→ **EXERCISE DESCRIPTION**: Below are the records. Count the lines containing the string "mounted", and reply with the number alone.

→ **SUPPLIED DATA**:
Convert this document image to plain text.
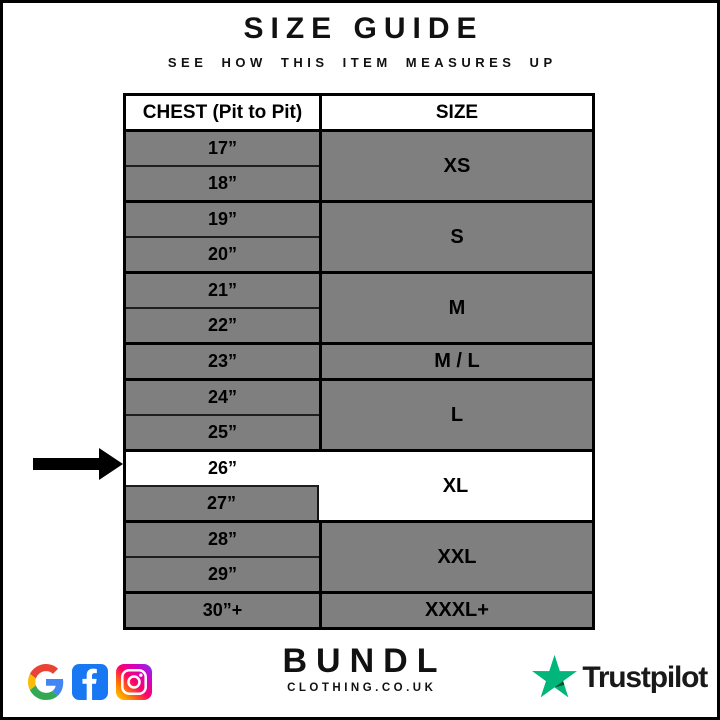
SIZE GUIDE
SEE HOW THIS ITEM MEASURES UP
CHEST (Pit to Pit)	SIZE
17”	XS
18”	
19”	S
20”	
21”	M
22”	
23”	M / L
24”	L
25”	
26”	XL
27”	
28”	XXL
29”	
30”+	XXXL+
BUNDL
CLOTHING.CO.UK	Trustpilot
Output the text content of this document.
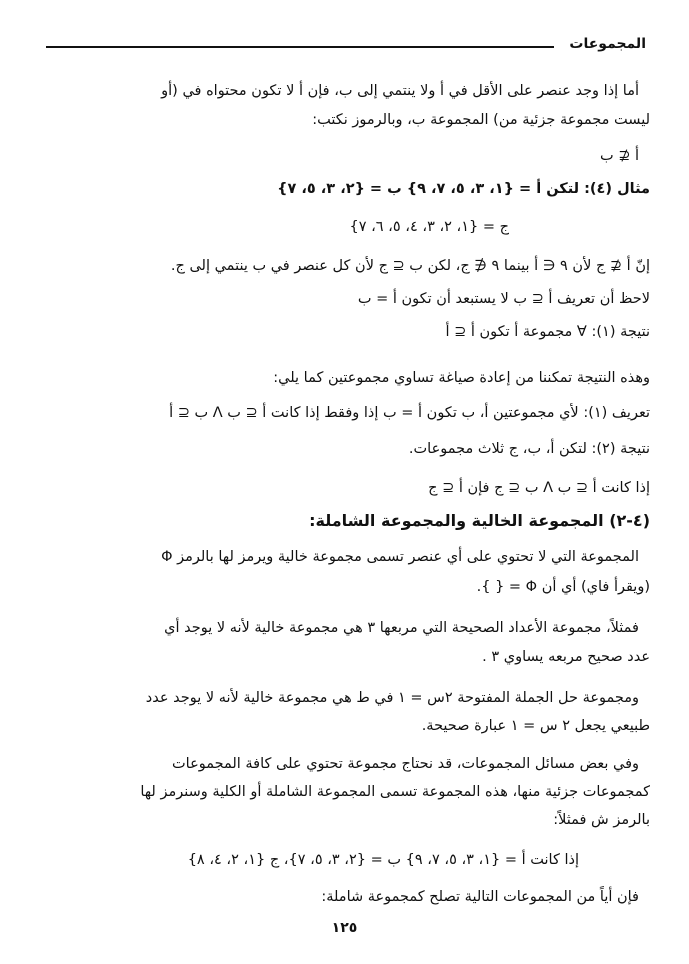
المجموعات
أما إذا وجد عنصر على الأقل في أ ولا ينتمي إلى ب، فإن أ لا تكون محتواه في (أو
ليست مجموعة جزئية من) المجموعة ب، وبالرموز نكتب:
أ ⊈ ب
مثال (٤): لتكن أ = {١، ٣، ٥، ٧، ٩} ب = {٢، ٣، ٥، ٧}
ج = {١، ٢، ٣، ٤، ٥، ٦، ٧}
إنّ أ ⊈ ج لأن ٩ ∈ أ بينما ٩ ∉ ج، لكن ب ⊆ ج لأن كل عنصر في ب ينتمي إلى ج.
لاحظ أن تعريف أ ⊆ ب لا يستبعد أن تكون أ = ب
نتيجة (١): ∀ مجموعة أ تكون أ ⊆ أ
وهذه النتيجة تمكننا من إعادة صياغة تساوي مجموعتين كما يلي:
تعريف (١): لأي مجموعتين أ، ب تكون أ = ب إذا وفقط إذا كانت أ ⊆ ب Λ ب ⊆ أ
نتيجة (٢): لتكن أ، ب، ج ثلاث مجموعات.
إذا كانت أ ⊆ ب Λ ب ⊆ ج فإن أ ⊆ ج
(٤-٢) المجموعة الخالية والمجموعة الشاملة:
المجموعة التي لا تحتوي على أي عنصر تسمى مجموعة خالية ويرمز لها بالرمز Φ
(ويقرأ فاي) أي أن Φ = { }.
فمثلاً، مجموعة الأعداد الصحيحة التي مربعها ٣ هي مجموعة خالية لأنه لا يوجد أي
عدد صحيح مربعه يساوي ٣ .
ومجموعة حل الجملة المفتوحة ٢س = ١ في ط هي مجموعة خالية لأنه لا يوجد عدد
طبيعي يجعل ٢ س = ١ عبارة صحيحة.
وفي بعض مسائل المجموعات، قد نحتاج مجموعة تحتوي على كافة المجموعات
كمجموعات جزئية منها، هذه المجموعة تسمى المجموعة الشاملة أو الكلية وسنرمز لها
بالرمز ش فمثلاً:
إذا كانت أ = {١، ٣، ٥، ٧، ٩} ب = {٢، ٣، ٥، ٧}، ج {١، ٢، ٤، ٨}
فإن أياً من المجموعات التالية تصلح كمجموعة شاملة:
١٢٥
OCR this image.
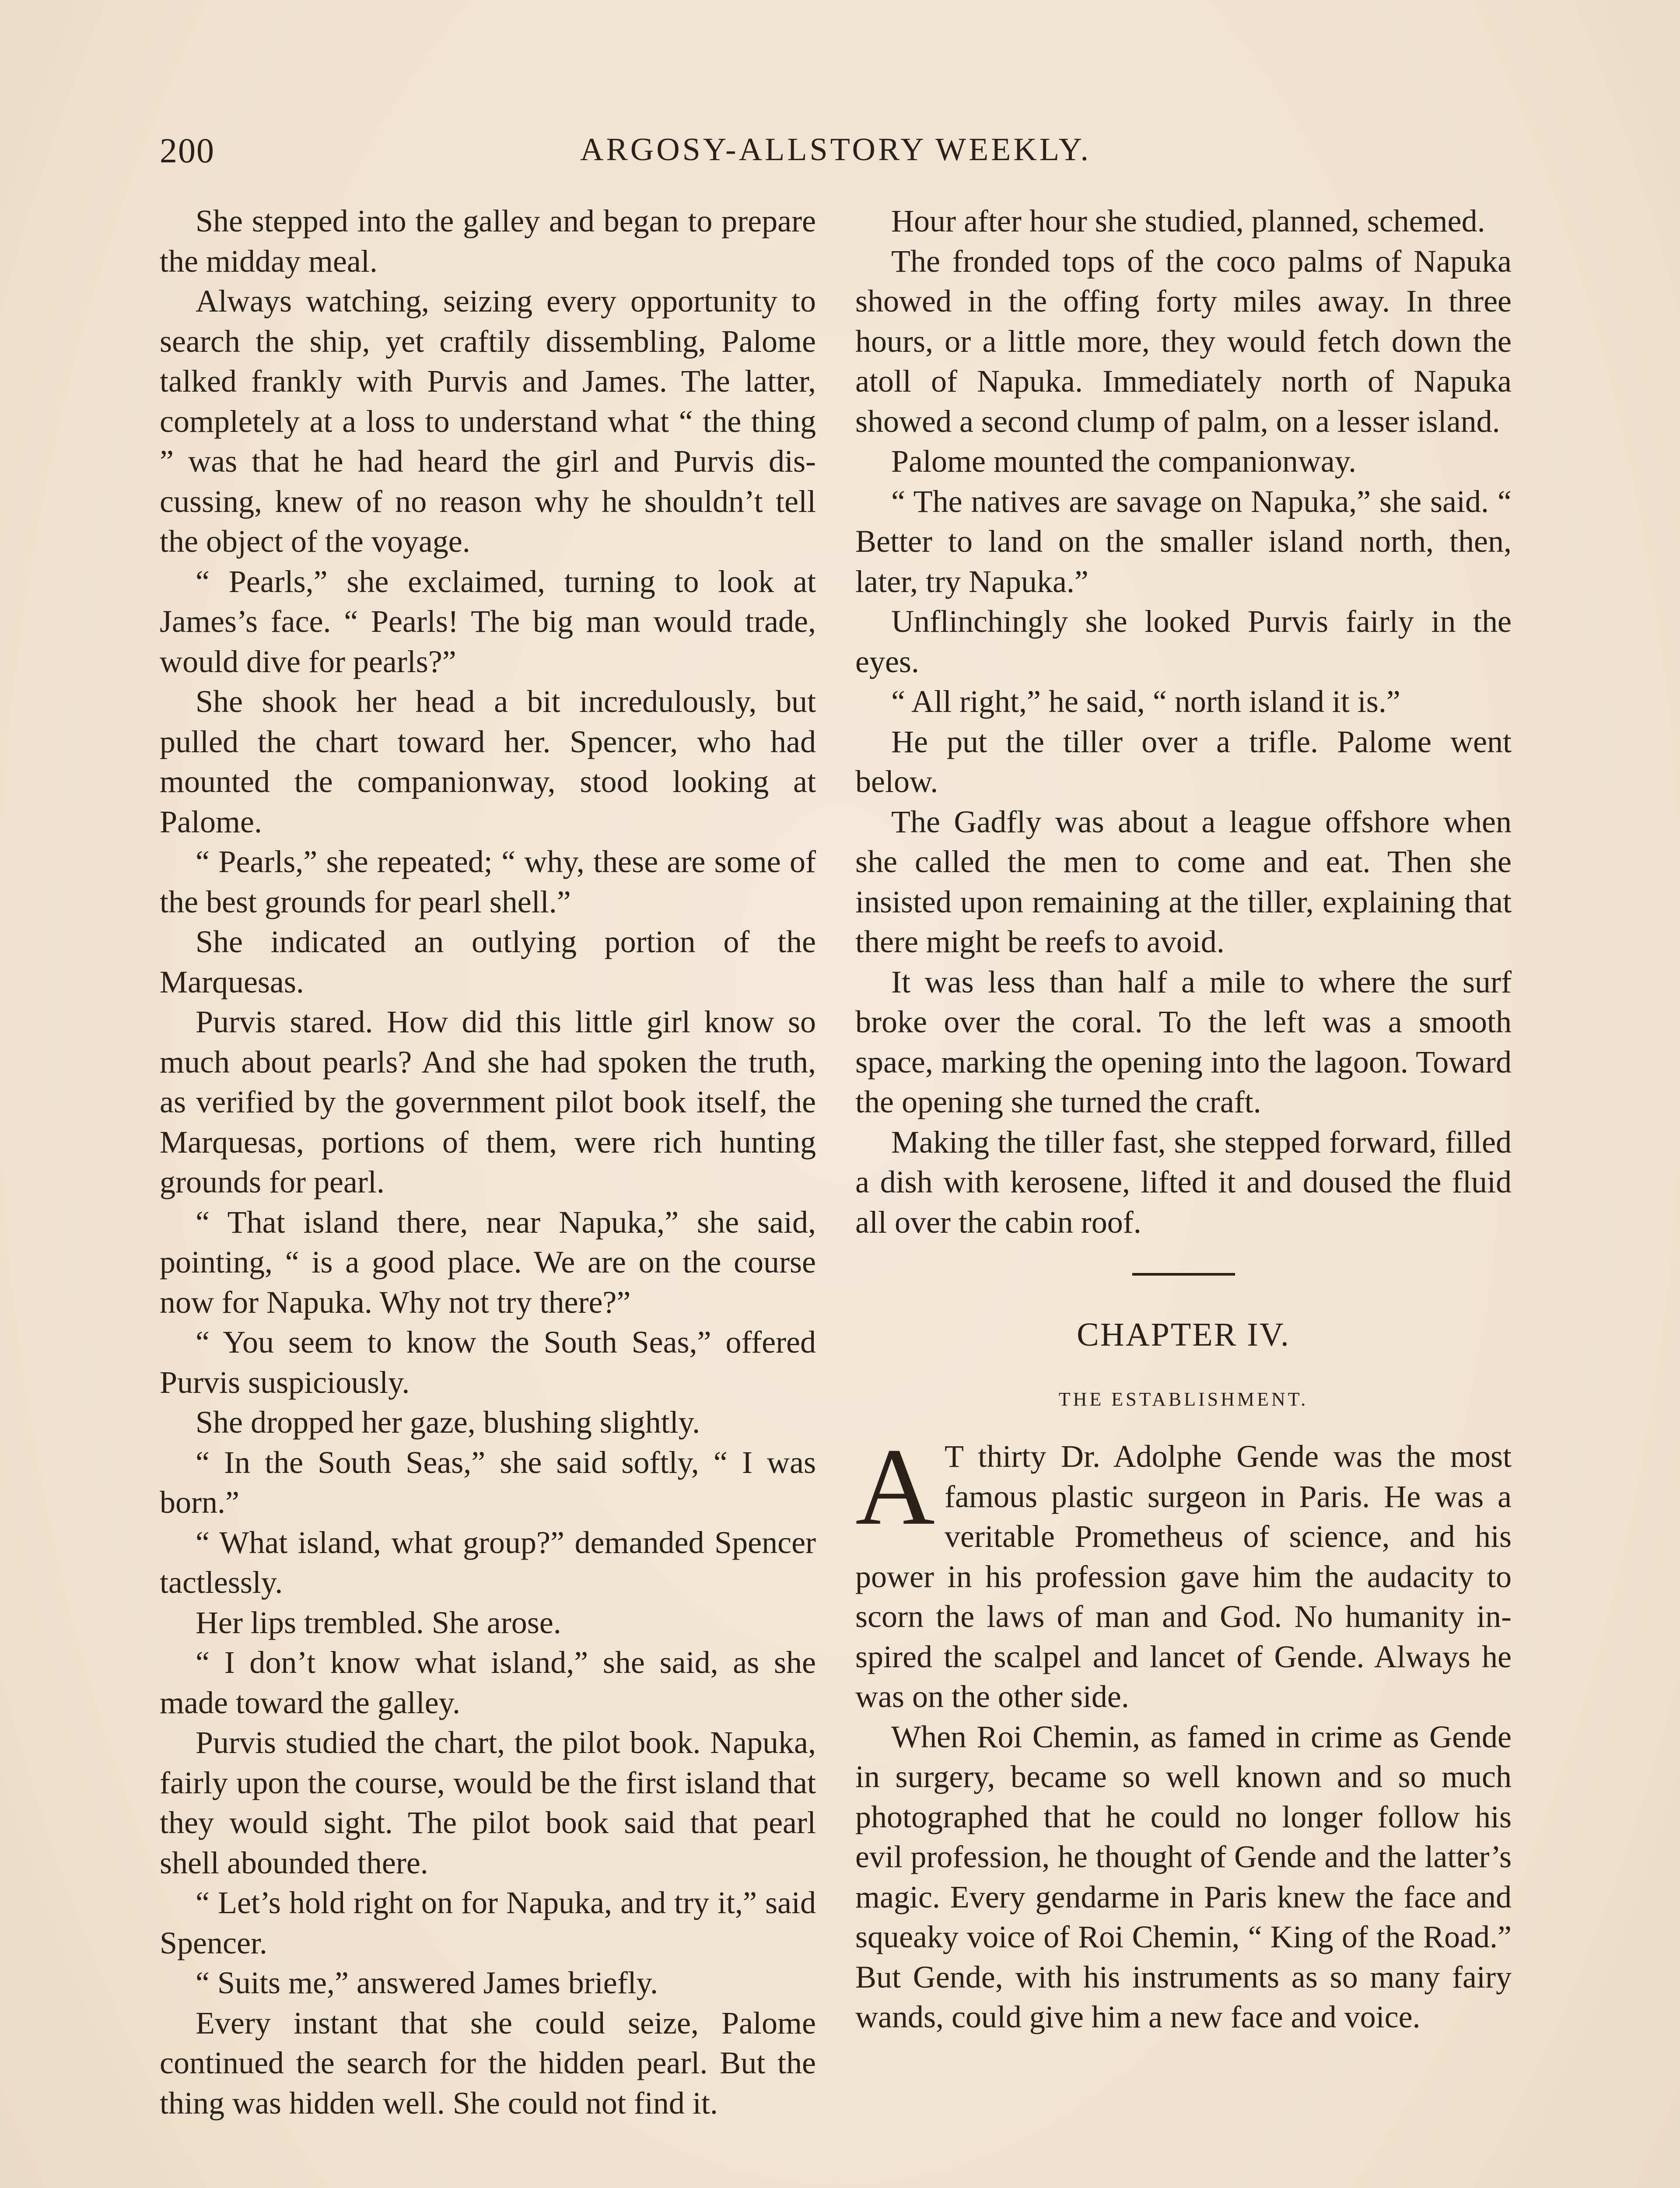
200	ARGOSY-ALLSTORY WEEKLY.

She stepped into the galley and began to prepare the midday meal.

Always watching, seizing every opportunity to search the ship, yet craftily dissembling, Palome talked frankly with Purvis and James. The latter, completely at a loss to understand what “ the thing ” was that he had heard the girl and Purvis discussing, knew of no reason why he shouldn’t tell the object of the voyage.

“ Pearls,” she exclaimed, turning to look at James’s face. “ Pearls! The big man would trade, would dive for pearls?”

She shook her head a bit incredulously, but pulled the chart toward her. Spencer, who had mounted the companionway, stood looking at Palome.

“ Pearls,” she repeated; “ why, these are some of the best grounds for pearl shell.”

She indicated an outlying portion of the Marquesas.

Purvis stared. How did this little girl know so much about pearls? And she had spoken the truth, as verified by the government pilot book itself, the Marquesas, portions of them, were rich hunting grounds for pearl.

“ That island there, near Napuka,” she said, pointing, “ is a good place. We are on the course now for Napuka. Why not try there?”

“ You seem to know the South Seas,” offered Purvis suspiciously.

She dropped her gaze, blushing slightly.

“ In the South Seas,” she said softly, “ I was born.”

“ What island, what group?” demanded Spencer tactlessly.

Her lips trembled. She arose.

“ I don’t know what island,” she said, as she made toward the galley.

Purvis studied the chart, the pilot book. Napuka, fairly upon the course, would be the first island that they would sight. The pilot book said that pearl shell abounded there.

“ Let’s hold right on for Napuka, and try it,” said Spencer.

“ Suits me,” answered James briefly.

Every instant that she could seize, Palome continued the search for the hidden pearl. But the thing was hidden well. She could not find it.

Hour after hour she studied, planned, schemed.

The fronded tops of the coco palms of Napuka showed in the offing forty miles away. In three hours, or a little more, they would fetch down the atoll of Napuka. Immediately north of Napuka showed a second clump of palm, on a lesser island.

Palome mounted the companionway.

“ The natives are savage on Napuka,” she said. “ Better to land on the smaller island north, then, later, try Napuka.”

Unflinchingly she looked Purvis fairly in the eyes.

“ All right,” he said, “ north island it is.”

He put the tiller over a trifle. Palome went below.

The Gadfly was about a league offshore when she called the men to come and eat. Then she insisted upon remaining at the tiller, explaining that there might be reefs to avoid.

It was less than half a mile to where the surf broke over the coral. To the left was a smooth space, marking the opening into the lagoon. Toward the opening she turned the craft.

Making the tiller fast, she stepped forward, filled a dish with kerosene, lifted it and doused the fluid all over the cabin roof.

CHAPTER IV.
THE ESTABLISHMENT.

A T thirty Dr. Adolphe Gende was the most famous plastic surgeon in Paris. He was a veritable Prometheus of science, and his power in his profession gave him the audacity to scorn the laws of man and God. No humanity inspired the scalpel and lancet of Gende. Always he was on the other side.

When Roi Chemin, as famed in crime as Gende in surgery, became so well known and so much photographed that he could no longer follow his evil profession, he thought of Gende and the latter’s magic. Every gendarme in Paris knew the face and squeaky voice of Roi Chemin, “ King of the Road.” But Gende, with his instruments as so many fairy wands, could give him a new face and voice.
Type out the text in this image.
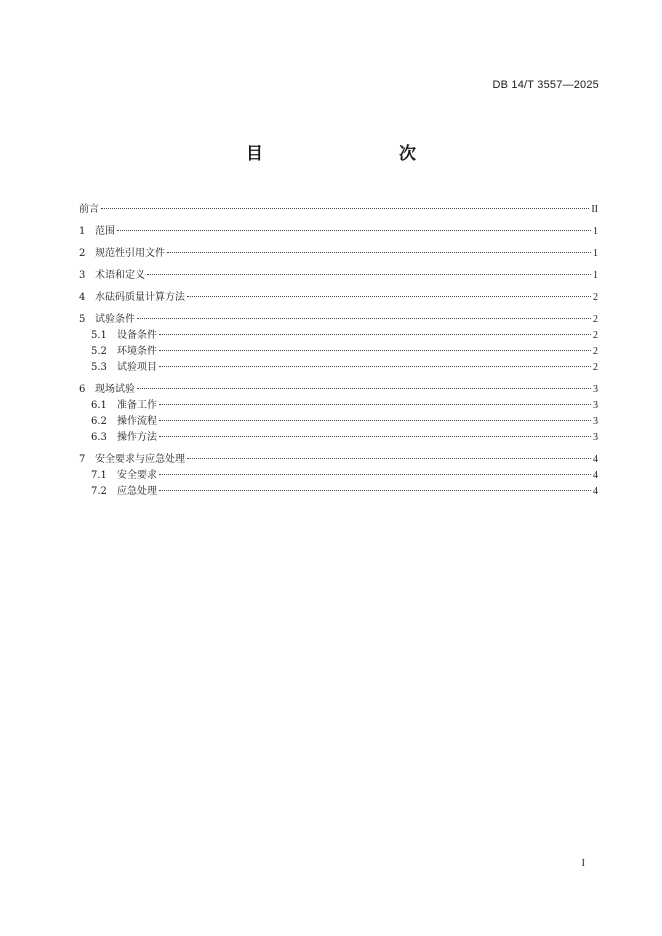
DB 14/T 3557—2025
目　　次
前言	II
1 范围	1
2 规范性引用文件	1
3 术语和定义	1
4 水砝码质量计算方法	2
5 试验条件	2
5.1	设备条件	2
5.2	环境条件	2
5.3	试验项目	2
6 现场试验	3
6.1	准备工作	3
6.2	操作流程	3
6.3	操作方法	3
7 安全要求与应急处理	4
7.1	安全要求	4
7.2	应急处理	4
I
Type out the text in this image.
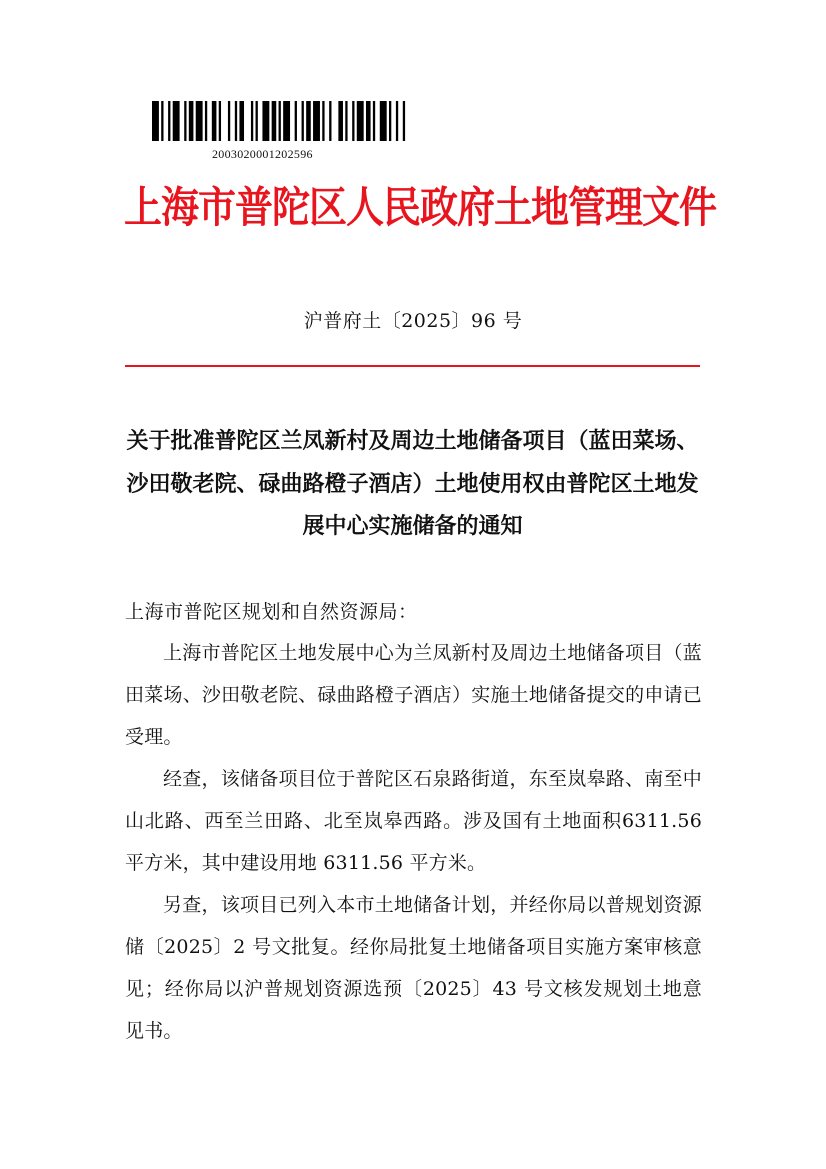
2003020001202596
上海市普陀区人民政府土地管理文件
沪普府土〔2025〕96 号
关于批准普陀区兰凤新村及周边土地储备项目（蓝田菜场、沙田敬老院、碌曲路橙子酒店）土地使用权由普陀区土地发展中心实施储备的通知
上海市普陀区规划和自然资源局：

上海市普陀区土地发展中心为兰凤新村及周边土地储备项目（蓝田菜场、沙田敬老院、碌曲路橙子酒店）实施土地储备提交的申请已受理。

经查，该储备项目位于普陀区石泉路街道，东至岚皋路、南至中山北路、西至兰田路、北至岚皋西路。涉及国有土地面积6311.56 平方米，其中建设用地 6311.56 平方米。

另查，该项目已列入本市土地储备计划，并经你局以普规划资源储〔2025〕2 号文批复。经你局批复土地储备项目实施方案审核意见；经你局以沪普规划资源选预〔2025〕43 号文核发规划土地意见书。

→ **WORKED SOLUTION**: 2